▸ REQUIRED WORK
Every record below should be transcribed exactly. Omit the images.

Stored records
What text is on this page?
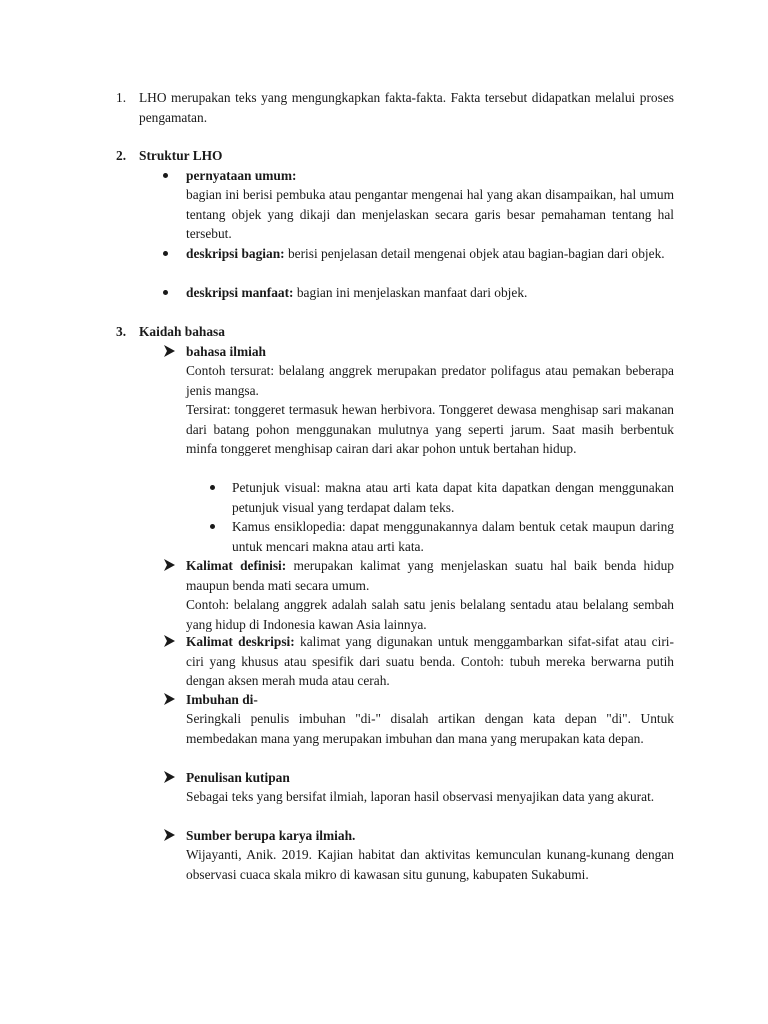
1. LHO merupakan teks yang mengungkapkan fakta-fakta. Fakta tersebut didapatkan melalui proses pengamatan.
2. Struktur LHO
pernyataan umum:
bagian ini berisi pembuka atau pengantar mengenai hal yang akan disampaikan, hal umum tentang objek yang dikaji dan menjelaskan secara garis besar pemahaman tentang hal tersebut.
deskripsi bagian: berisi penjelasan detail mengenai objek atau bagian-bagian dari objek.
deskripsi manfaat: bagian ini menjelaskan manfaat dari objek.
3. Kaidah bahasa
bahasa ilmiah
Contoh tersurat: belalang anggrek merupakan predator polifagus atau pemakan beberapa jenis mangsa.
Tersirat: tonggeret termasuk hewan herbivora. Tonggeret dewasa menghisap sari makanan dari batang pohon menggunakan mulutnya yang seperti jarum. Saat masih berbentuk minfa tonggeret menghisap cairan dari akar pohon untuk bertahan hidup.
Petunjuk visual: makna atau arti kata dapat kita dapatkan dengan menggunakan petunjuk visual yang terdapat dalam teks.
Kamus ensiklopedia: dapat menggunakannya dalam bentuk cetak maupun daring untuk mencari makna atau arti kata.
Kalimat definisi: merupakan kalimat yang menjelaskan suatu hal baik benda hidup maupun benda mati secara umum.
Contoh: belalang anggrek adalah salah satu jenis belalang sentadu atau belalang sembah yang hidup di Indonesia kawan Asia lainnya.
Kalimat deskripsi: kalimat yang digunakan untuk menggambarkan sifat-sifat atau ciri-ciri yang khusus atau spesifik dari suatu benda. Contoh: tubuh mereka berwarna putih dengan aksen merah muda atau cerah.
Imbuhan di-
Seringkali penulis imbuhan "di-" disalah artikan dengan kata depan "di". Untuk membedakan mana yang merupakan imbuhan dan mana yang merupakan kata depan.
Penulisan kutipan
Sebagai teks yang bersifat ilmiah, laporan hasil observasi menyajikan data yang akurat.
Sumber berupa karya ilmiah.
Wijayanti, Anik. 2019. Kajian habitat dan aktivitas kemunculan kunang-kunang dengan observasi cuaca skala mikro di kawasan situ gunung, kabupaten Sukabumi.
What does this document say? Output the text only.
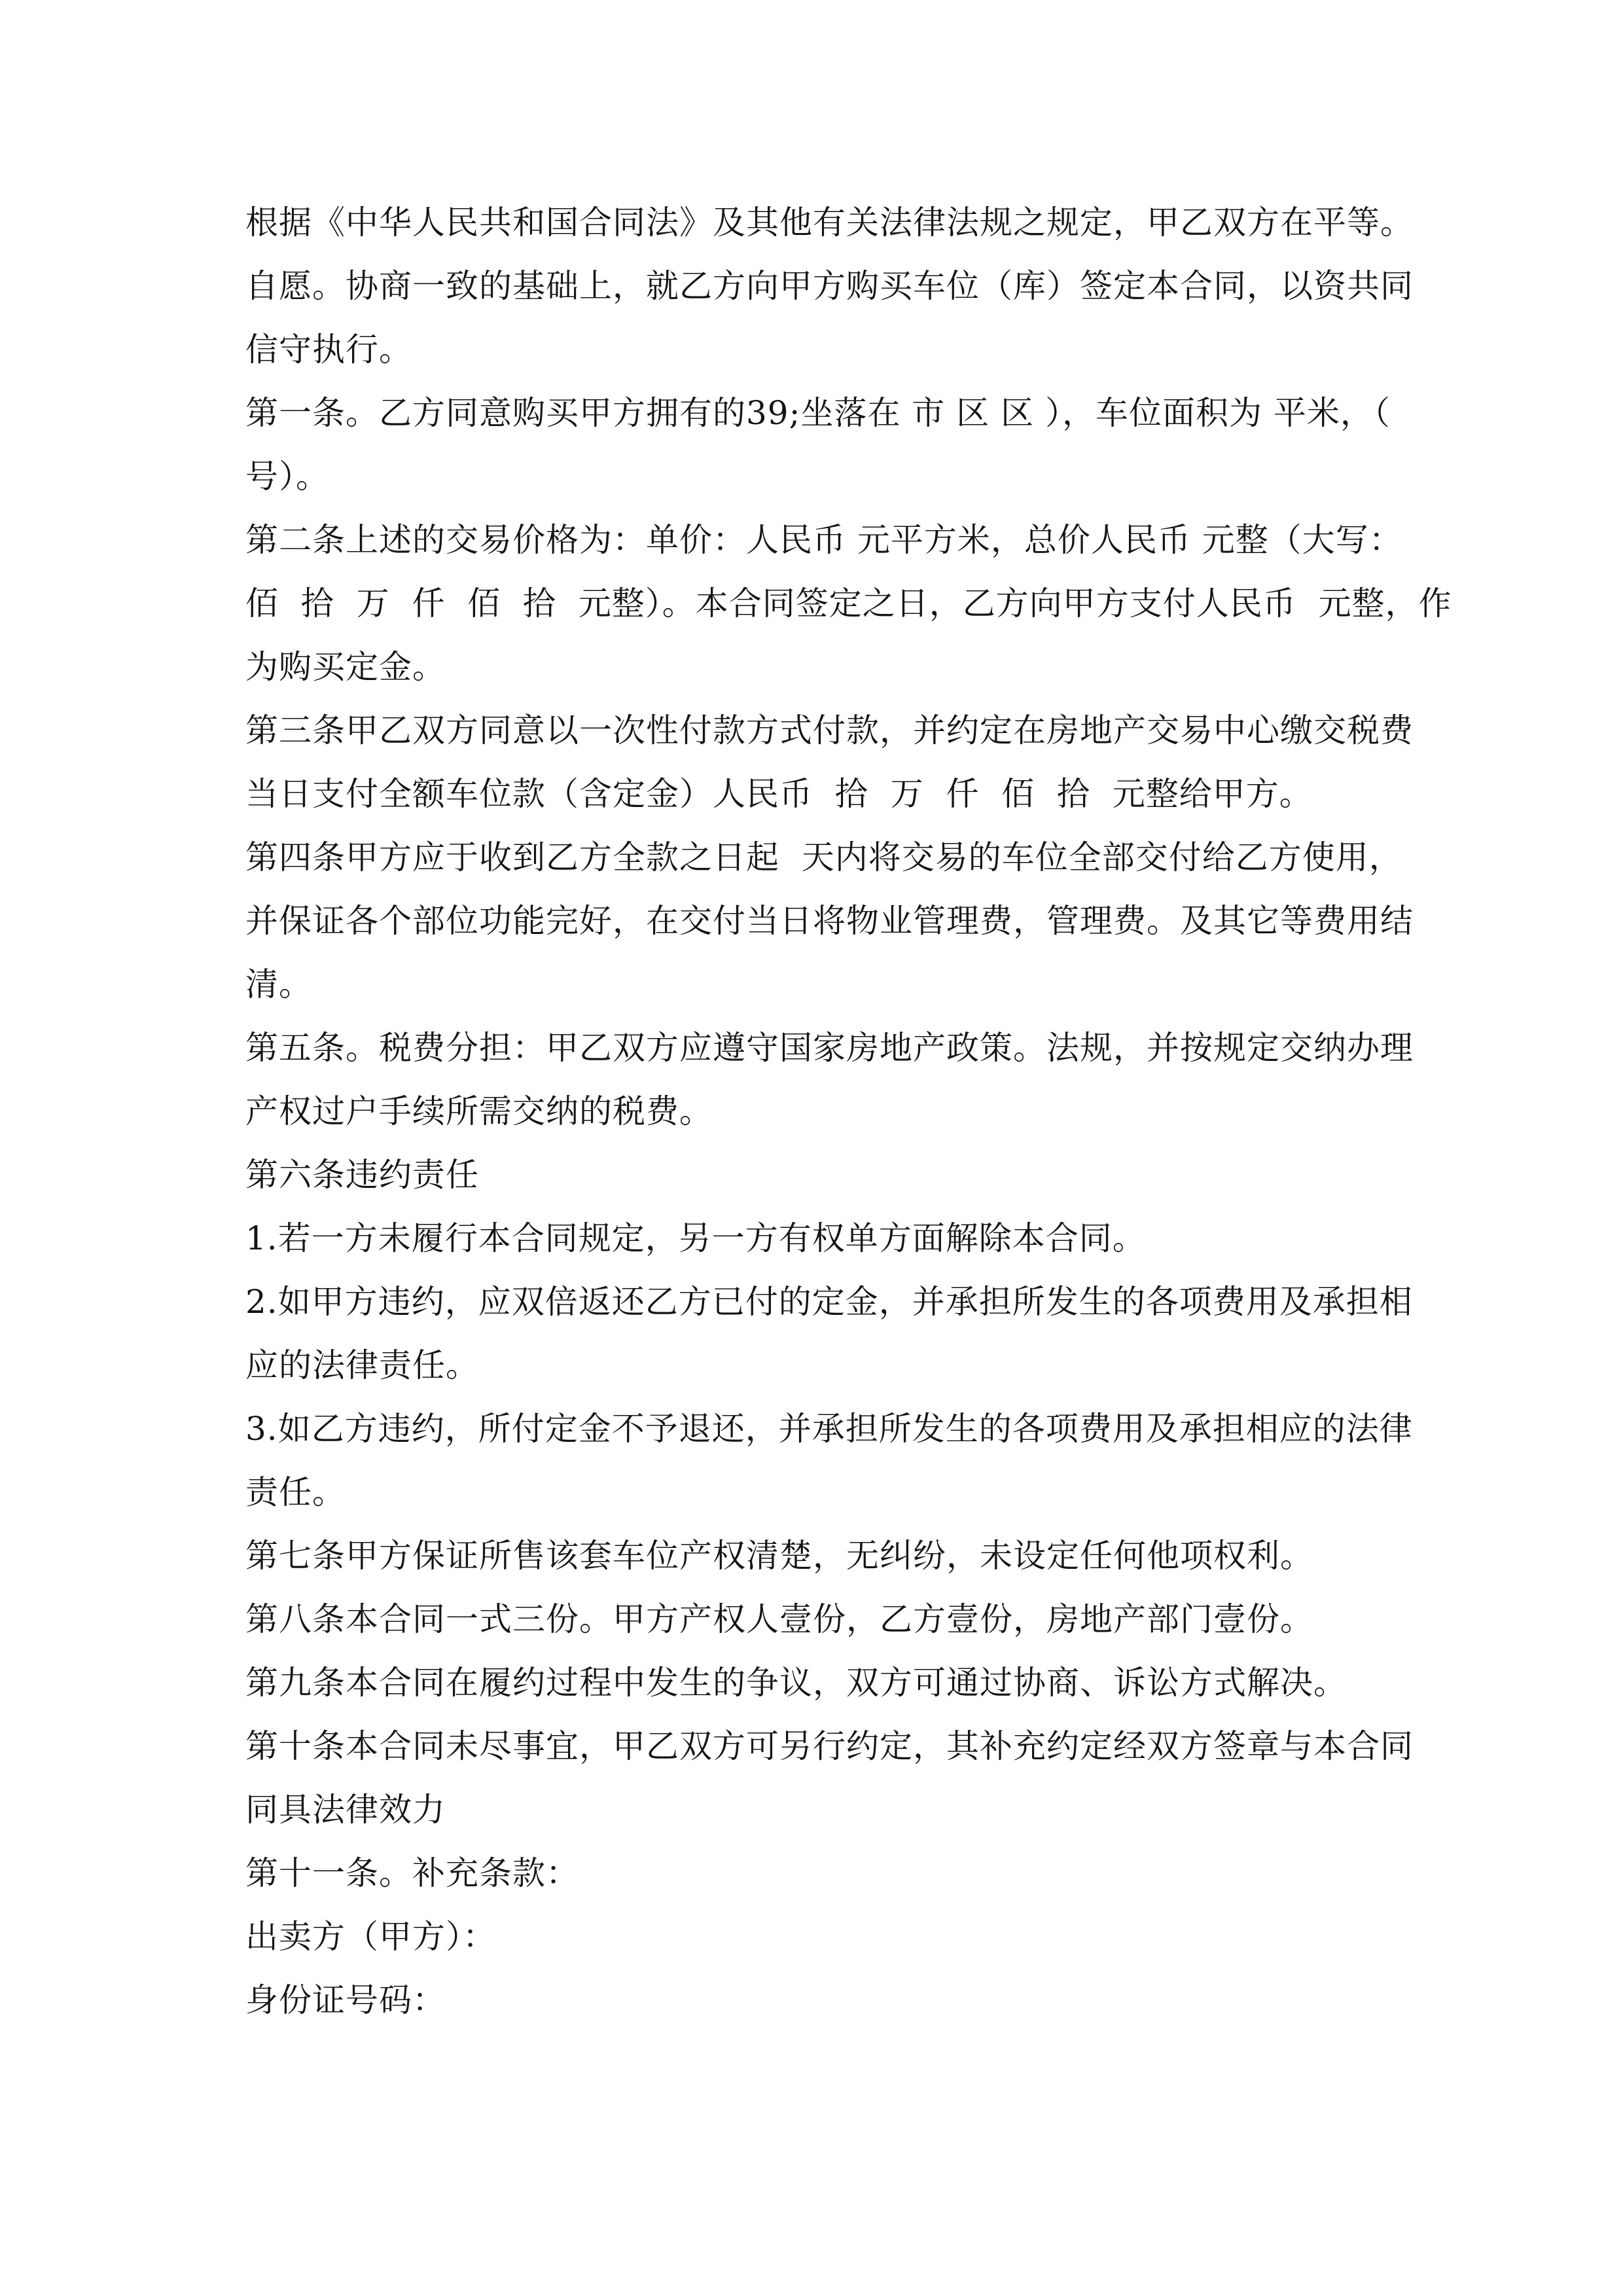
根据《中华人民共和国合同法》及其他有关法律法规之规定，甲乙双方在平等。
自愿。协商一致的基础上，就乙方向甲方购买车位（库）签定本合同，以资共同
信守执行。
第一条。乙方同意购买甲方拥有的39;坐落在 市 区 区 ），车位面积为 平米，（
号）。
第二条上述的交易价格为：单价：人民币 元平方米，总价人民币 元整（大写：
佰  拾  万  仟  佰  拾  元整）。本合同签定之日，乙方向甲方支付人民币  元整，作
为购买定金。
第三条甲乙双方同意以一次性付款方式付款，并约定在房地产交易中心缴交税费
当日支付全额车位款（含定金）人民币  拾  万  仟  佰  拾  元整给甲方。
第四条甲方应于收到乙方全款之日起  天内将交易的车位全部交付给乙方使用，
并保证各个部位功能完好，在交付当日将物业管理费，管理费。及其它等费用结
清。
第五条。税费分担：甲乙双方应遵守国家房地产政策。法规，并按规定交纳办理
产权过户手续所需交纳的税费。
第六条违约责任
1.若一方未履行本合同规定，另一方有权单方面解除本合同。
2.如甲方违约，应双倍返还乙方已付的定金，并承担所发生的各项费用及承担相
应的法律责任。
3.如乙方违约，所付定金不予退还，并承担所发生的各项费用及承担相应的法律
责任。
第七条甲方保证所售该套车位产权清楚，无纠纷，未设定任何他项权利。
第八条本合同一式三份。甲方产权人壹份，乙方壹份，房地产部门壹份。
第九条本合同在履约过程中发生的争议，双方可通过协商、诉讼方式解决。
第十条本合同未尽事宜，甲乙双方可另行约定，其补充约定经双方签章与本合同
同具法律效力
第十一条。补充条款：
出卖方（甲方）：
身份证号码：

▸ TASK RESULT
What text is on this page?
1. LHO merupakan teks yang mengungkapkan fakta-fakta. Fakta tersebut didapatkan melalui proses pengamatan.
2. Struktur LHO
pernyataan umum:
bagian ini berisi pembuka atau pengantar mengenai hal yang akan disampaikan, hal umum tentang objek yang dikaji dan menjelaskan secara garis besar pemahaman tentang hal tersebut.
deskripsi bagian: berisi penjelasan detail mengenai objek atau bagian-bagian dari objek.
deskripsi manfaat: bagian ini menjelaskan manfaat dari objek.
3. Kaidah bahasa
bahasa ilmiah
Contoh tersurat: belalang anggrek merupakan predator polifagus atau pemakan beberapa jenis mangsa.
Tersirat: tonggeret termasuk hewan herbivora. Tonggeret dewasa menghisap sari makanan dari batang pohon menggunakan mulutnya yang seperti jarum. Saat masih berbentuk minfa tonggeret menghisap cairan dari akar pohon untuk bertahan hidup.
Petunjuk visual: makna atau arti kata dapat kita dapatkan dengan menggunakan petunjuk visual yang terdapat dalam teks.
Kamus ensiklopedia: dapat menggunakannya dalam bentuk cetak maupun daring untuk mencari makna atau arti kata.
Kalimat definisi: merupakan kalimat yang menjelaskan suatu hal baik benda hidup maupun benda mati secara umum.
Contoh: belalang anggrek adalah salah satu jenis belalang sentadu atau belalang sembah yang hidup di Indonesia kawan Asia lainnya.
Kalimat deskripsi: kalimat yang digunakan untuk menggambarkan sifat-sifat atau ciri-ciri yang khusus atau spesifik dari suatu benda. Contoh: tubuh mereka berwarna putih dengan aksen merah muda atau cerah.
Imbuhan di-
Seringkali penulis imbuhan "di-" disalah artikan dengan kata depan "di". Untuk membedakan mana yang merupakan imbuhan dan mana yang merupakan kata depan.
Penulisan kutipan
Sebagai teks yang bersifat ilmiah, laporan hasil observasi menyajikan data yang akurat.
Sumber berupa karya ilmiah.
Wijayanti, Anik. 2019. Kajian habitat dan aktivitas kemunculan kunang-kunang dengan observasi cuaca skala mikro di kawasan situ gunung, kabupaten Sukabumi.
What does this document say? Output the text only.
根据《中华人民共和国合同法》及其他有关法律法规之规定，甲乙双方在平等。
自愿。协商一致的基础上，就乙方向甲方购买车位（库）签定本合同，以资共同
信守执行。
第一条。乙方同意购买甲方拥有的39;坐落在 市 区 区 ），车位面积为 平米，（
号）。
第二条上述的交易价格为：单价：人民币 元平方米，总价人民币 元整（大写：
佰  拾  万  仟  佰  拾  元整）。本合同签定之日，乙方向甲方支付人民币  元整，作
为购买定金。
第三条甲乙双方同意以一次性付款方式付款，并约定在房地产交易中心缴交税费
当日支付全额车位款（含定金）人民币  拾  万  仟  佰  拾  元整给甲方。
第四条甲方应于收到乙方全款之日起  天内将交易的车位全部交付给乙方使用，
并保证各个部位功能完好，在交付当日将物业管理费，管理费。及其它等费用结
清。
第五条。税费分担：甲乙双方应遵守国家房地产政策。法规，并按规定交纳办理
产权过户手续所需交纳的税费。
第六条违约责任
1.若一方未履行本合同规定，另一方有权单方面解除本合同。
2.如甲方违约，应双倍返还乙方已付的定金，并承担所发生的各项费用及承担相
应的法律责任。
3.如乙方违约，所付定金不予退还，并承担所发生的各项费用及承担相应的法律
责任。
第七条甲方保证所售该套车位产权清楚，无纠纷，未设定任何他项权利。
第八条本合同一式三份。甲方产权人壹份，乙方壹份，房地产部门壹份。
第九条本合同在履约过程中发生的争议，双方可通过协商、诉讼方式解决。
第十条本合同未尽事宜，甲乙双方可另行约定，其补充约定经双方签章与本合同
同具法律效力
第十一条。补充条款：
出卖方（甲方）：
身份证号码：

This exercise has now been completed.